# Given exercise
Repeat exactly, and only, the lines from the line bearing "Give me the" through the end of the material. Do not copy the pictures.

BEGIN Data for processing

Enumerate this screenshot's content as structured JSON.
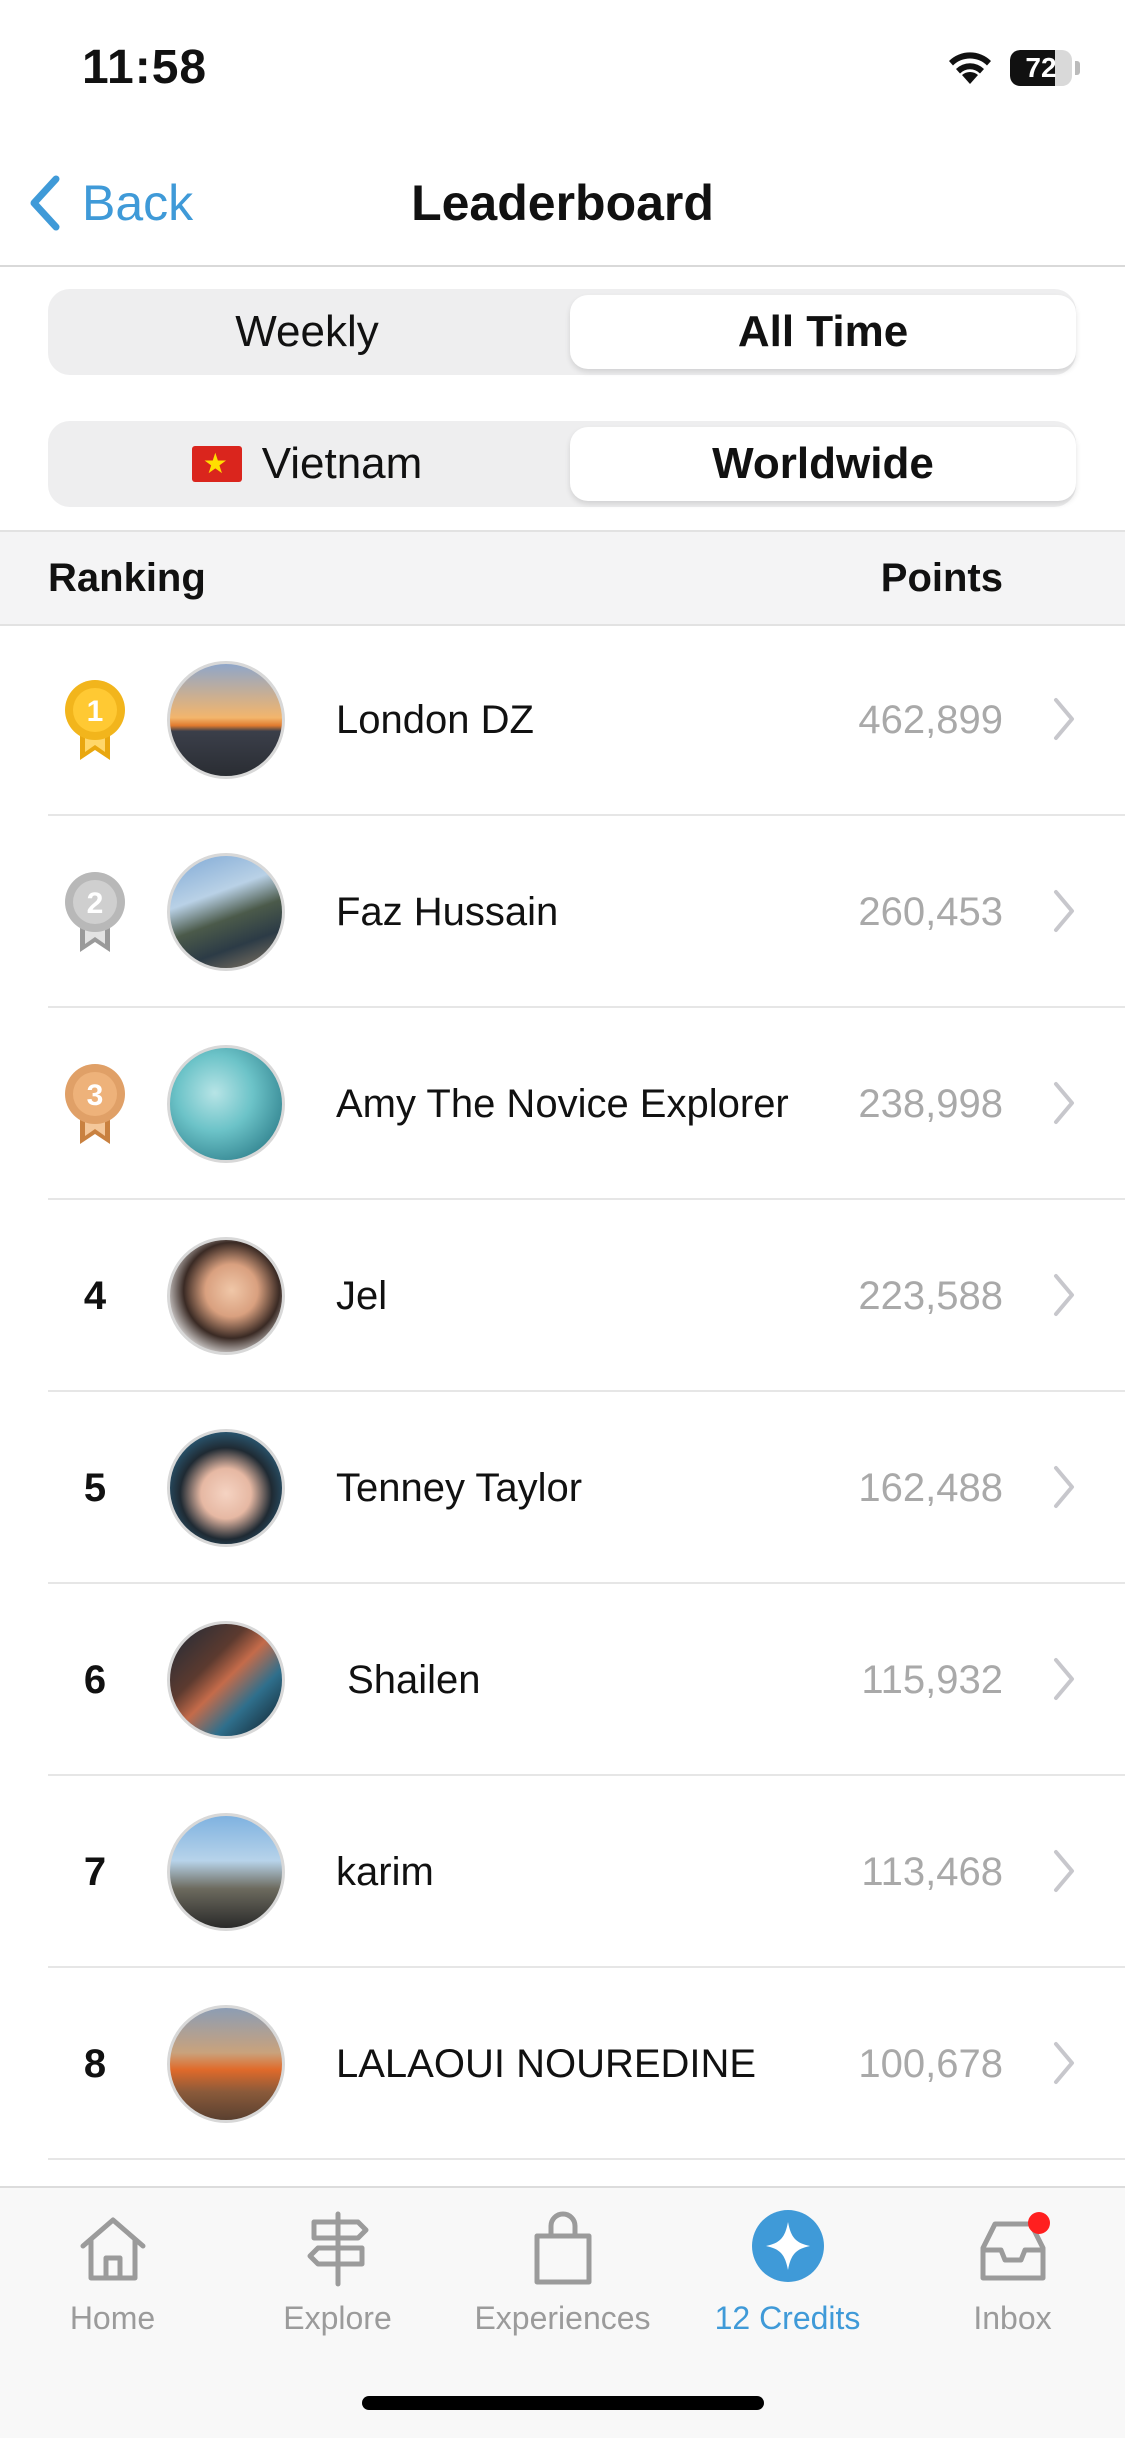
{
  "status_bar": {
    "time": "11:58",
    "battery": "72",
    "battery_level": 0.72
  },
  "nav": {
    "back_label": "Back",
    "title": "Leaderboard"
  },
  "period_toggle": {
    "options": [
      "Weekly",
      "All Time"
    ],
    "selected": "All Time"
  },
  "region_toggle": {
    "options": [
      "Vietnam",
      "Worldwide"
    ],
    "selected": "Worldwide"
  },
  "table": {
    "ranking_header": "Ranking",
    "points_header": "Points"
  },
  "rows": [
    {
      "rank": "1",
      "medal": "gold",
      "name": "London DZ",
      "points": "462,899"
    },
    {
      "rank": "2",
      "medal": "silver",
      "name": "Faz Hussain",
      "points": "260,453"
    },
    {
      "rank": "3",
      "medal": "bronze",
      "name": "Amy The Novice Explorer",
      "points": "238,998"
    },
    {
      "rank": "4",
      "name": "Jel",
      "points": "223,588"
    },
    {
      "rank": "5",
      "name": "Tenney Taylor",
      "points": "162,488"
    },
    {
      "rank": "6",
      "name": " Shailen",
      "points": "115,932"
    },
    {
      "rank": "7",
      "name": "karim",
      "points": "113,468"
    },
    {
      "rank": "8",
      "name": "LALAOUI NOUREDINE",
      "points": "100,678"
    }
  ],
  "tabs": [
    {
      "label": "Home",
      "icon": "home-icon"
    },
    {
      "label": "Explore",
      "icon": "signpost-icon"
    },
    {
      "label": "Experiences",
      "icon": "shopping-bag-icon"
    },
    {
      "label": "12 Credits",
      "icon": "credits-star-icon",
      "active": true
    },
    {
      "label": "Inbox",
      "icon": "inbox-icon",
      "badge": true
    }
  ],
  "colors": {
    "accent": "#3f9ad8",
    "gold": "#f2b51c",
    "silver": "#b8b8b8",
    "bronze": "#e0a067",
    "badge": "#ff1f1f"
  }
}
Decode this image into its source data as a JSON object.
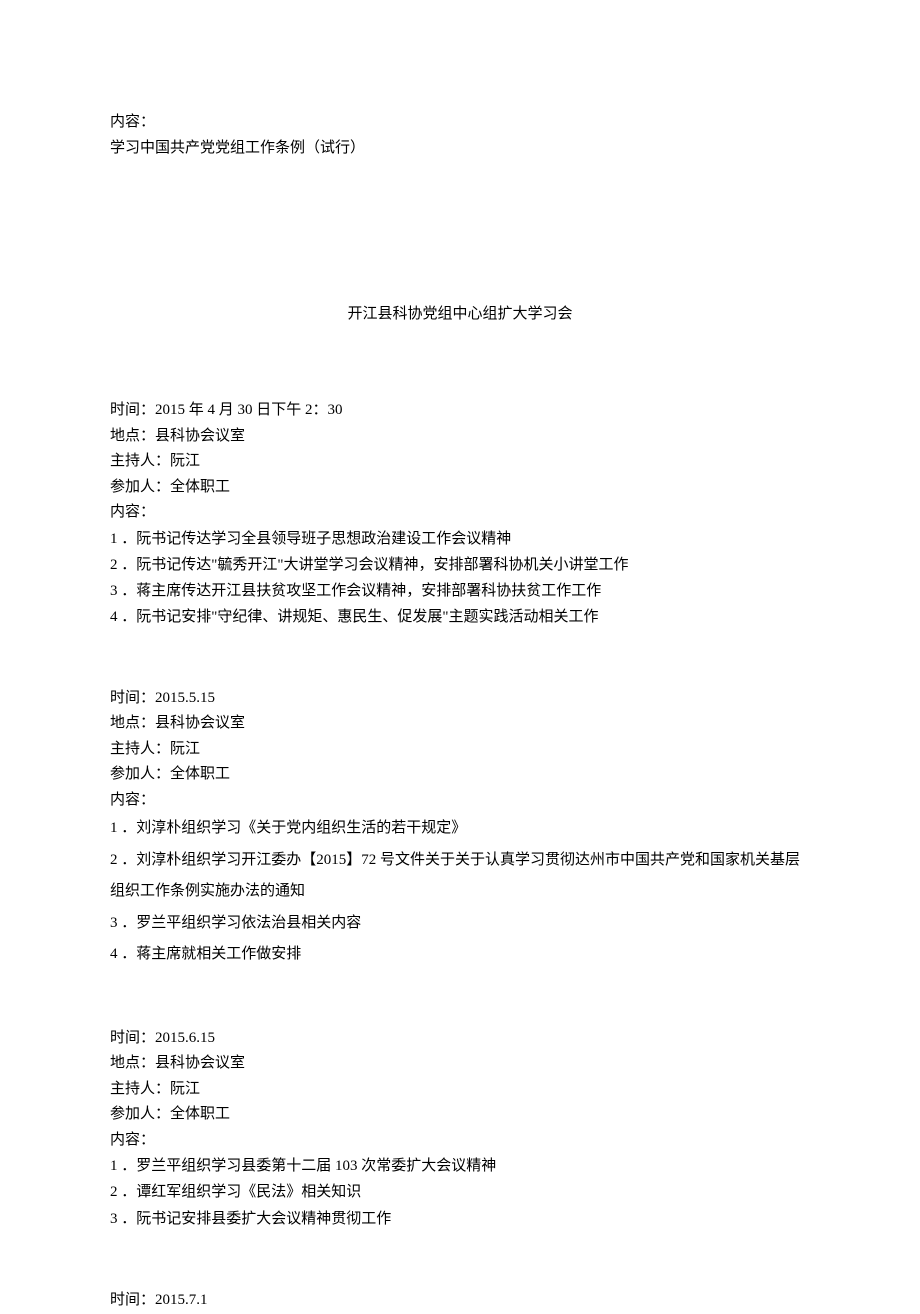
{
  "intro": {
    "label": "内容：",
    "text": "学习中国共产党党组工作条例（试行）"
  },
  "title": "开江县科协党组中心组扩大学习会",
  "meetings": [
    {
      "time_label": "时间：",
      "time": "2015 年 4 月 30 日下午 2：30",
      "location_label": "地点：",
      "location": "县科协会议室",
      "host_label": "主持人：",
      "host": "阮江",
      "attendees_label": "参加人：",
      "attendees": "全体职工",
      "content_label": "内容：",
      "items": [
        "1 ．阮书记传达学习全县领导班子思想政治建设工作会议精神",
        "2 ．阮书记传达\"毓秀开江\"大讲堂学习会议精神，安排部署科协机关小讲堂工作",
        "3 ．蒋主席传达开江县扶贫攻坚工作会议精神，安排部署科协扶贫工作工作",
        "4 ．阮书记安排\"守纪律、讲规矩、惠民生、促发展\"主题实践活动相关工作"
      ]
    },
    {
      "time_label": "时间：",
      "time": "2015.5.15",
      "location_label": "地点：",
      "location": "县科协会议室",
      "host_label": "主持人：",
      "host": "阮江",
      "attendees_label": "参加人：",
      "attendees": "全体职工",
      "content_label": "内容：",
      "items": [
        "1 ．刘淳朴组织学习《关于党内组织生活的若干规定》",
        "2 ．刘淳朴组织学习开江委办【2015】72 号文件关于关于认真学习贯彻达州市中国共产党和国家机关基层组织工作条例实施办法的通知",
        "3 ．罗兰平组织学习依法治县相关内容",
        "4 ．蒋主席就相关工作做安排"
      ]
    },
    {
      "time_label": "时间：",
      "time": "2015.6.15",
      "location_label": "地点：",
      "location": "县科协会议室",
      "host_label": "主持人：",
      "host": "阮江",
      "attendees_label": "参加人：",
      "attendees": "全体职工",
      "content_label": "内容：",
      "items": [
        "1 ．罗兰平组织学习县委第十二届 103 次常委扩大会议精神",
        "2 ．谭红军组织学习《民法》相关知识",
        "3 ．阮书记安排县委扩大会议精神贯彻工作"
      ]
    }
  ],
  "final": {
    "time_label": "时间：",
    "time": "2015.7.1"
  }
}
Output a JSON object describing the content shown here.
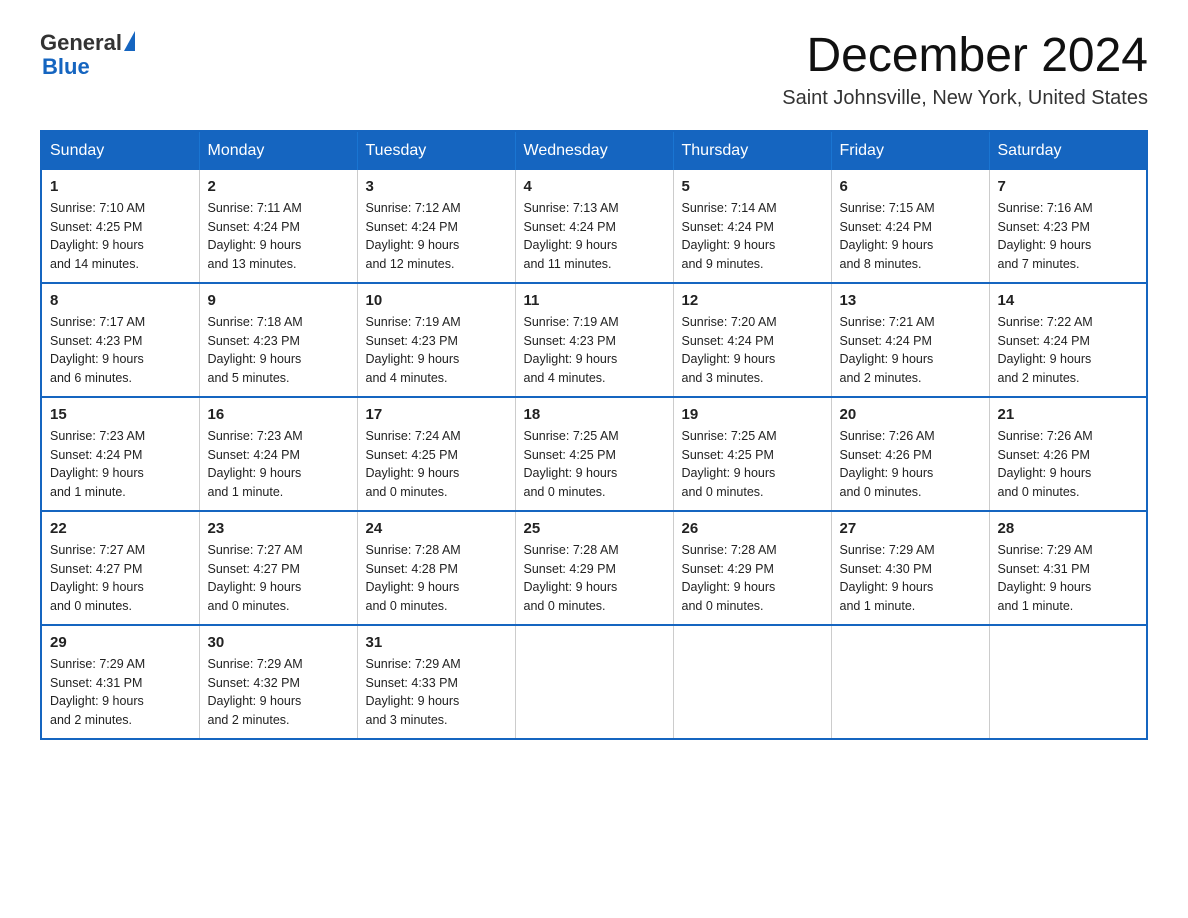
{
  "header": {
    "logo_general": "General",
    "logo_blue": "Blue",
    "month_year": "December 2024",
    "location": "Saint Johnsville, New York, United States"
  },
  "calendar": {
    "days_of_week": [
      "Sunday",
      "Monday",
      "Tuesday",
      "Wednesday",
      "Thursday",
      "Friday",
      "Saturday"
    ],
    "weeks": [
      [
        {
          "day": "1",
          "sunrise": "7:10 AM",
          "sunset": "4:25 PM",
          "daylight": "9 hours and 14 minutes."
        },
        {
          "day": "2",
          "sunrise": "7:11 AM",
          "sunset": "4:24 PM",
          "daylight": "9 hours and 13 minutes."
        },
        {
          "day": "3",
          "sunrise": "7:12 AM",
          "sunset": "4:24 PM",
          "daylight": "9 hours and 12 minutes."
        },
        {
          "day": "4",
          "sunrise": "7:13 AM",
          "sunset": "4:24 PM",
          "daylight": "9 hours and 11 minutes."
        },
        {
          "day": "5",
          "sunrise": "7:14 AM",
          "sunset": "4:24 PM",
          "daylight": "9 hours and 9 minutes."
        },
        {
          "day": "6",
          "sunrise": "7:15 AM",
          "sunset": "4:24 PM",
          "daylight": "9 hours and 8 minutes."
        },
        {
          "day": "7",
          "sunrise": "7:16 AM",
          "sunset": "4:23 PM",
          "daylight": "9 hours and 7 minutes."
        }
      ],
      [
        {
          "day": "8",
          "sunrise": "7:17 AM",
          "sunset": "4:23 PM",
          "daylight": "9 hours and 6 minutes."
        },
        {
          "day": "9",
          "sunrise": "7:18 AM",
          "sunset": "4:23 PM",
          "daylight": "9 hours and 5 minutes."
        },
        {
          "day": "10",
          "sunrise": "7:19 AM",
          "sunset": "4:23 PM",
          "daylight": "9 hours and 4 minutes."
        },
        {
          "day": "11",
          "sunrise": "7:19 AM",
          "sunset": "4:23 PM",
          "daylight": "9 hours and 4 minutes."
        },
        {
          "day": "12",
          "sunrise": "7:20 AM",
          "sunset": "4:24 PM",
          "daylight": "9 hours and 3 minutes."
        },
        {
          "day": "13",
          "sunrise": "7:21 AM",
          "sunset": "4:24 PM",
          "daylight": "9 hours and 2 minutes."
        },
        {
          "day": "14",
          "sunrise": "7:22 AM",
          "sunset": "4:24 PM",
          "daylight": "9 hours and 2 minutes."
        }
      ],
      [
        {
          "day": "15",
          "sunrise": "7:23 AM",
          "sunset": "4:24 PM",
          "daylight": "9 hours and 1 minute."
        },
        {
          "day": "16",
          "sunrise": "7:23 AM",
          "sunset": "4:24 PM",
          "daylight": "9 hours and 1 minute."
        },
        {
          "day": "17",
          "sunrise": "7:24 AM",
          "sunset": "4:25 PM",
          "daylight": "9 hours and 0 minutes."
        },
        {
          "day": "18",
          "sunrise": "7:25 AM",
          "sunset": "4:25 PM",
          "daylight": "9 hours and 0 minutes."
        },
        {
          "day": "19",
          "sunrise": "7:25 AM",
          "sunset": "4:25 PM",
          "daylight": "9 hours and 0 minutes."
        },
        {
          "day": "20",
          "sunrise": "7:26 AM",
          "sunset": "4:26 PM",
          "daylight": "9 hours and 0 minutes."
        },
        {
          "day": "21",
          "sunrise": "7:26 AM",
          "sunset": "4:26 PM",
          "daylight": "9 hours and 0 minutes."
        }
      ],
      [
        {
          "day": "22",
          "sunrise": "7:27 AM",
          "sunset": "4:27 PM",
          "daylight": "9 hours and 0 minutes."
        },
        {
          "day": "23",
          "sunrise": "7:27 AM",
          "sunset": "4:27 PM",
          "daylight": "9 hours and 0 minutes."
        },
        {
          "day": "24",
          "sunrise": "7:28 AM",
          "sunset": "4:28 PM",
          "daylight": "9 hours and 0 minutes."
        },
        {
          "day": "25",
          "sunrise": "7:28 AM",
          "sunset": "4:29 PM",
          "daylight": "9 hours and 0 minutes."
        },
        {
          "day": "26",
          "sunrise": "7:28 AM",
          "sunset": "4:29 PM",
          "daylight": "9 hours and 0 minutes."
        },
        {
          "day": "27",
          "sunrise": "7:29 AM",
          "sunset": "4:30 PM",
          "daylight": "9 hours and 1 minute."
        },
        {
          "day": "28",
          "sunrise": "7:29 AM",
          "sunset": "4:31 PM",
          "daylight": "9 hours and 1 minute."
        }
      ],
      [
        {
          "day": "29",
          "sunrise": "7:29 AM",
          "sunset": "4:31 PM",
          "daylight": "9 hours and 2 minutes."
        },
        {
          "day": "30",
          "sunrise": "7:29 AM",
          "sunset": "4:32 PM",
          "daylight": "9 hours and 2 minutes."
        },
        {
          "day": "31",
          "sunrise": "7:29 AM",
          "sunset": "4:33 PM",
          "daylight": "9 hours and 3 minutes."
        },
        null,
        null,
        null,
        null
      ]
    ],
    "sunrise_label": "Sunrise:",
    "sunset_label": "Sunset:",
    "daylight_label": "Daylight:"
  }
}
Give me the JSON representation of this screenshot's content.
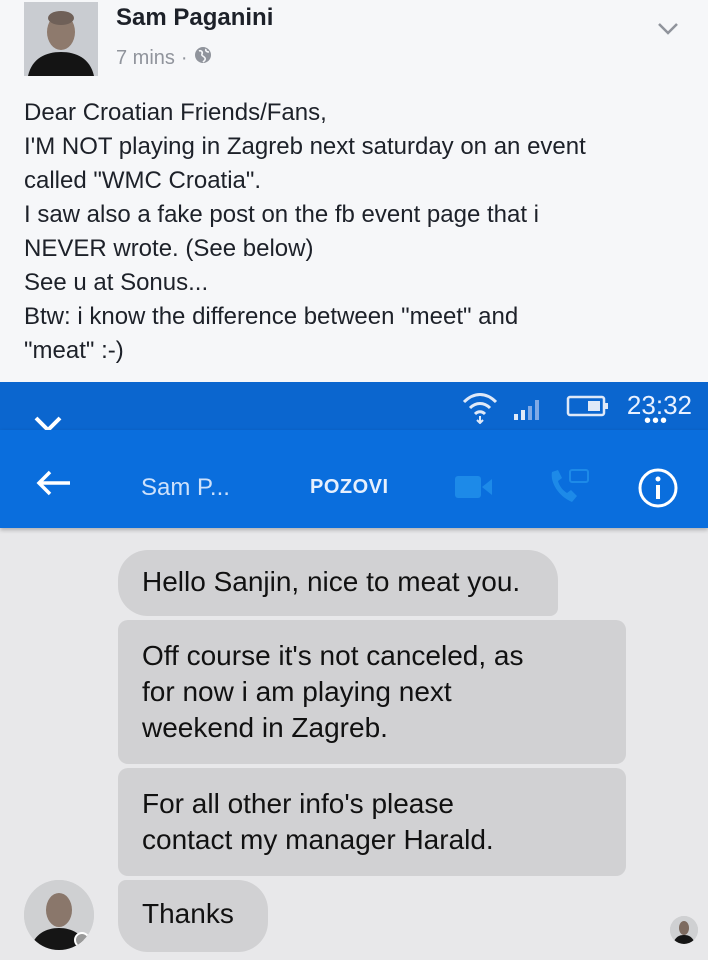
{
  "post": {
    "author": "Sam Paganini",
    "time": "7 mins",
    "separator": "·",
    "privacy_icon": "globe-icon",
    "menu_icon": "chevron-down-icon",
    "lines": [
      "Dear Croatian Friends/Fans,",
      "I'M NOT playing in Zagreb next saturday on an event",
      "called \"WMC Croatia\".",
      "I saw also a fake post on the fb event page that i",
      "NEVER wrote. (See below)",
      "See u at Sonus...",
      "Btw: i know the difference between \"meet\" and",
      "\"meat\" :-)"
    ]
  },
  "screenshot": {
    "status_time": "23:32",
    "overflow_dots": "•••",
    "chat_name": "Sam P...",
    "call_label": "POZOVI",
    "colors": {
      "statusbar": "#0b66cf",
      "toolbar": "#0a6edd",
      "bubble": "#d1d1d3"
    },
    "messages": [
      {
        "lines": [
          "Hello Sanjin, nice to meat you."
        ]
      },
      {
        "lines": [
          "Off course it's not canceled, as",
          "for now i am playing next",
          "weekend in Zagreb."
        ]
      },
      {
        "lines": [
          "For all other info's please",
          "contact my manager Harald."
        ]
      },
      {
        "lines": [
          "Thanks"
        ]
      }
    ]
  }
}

END Data for processing

# Output of the task
Give me the JSON representation of this screenshot's content.
{
  "post": {
    "author": "Sam Paganini",
    "time": "7 mins",
    "separator": "·",
    "privacy_icon": "globe-icon",
    "menu_icon": "chevron-down-icon",
    "lines": [
      "Dear Croatian Friends/Fans,",
      "I'M NOT playing in Zagreb next saturday on an event",
      "called \"WMC Croatia\".",
      "I saw also a fake post on the fb event page that i",
      "NEVER wrote. (See below)",
      "See u at Sonus...",
      "Btw: i know the difference between \"meet\" and",
      "\"meat\" :-)"
    ]
  },
  "screenshot": {
    "status_time": "23:32",
    "overflow_dots": "•••",
    "chat_name": "Sam P...",
    "call_label": "POZOVI",
    "colors": {
      "statusbar": "#0b66cf",
      "toolbar": "#0a6edd",
      "bubble": "#d1d1d3"
    },
    "messages": [
      {
        "lines": [
          "Hello Sanjin, nice to meat you."
        ]
      },
      {
        "lines": [
          "Off course it's not canceled, as",
          "for now i am playing next",
          "weekend in Zagreb."
        ]
      },
      {
        "lines": [
          "For all other info's please",
          "contact my manager Harald."
        ]
      },
      {
        "lines": [
          "Thanks"
        ]
      }
    ]
  }
}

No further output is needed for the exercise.